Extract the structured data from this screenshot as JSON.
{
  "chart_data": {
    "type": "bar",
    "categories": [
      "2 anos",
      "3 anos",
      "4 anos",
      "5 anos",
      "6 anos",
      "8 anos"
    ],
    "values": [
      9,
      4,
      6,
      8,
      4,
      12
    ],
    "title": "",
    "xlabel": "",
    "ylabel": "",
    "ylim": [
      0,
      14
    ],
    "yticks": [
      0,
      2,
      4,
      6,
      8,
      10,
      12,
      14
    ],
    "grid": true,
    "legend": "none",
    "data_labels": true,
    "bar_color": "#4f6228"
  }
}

◇ ◇ ◇ ◇ ◇

| The task |
Copy out every line of the data above, exactly as given.

| Result of this exercise |
Extract the structured data from this screenshot as JSON.
{
  "chart_data": {
    "type": "bar",
    "categories": [
      "2 anos",
      "3 anos",
      "4 anos",
      "5 anos",
      "6 anos",
      "8 anos"
    ],
    "values": [
      9,
      4,
      6,
      8,
      4,
      12
    ],
    "title": "",
    "xlabel": "",
    "ylabel": "",
    "ylim": [
      0,
      14
    ],
    "yticks": [
      0,
      2,
      4,
      6,
      8,
      10,
      12,
      14
    ],
    "grid": true,
    "legend": "none",
    "data_labels": true,
    "bar_color": "#4f6228"
  }
}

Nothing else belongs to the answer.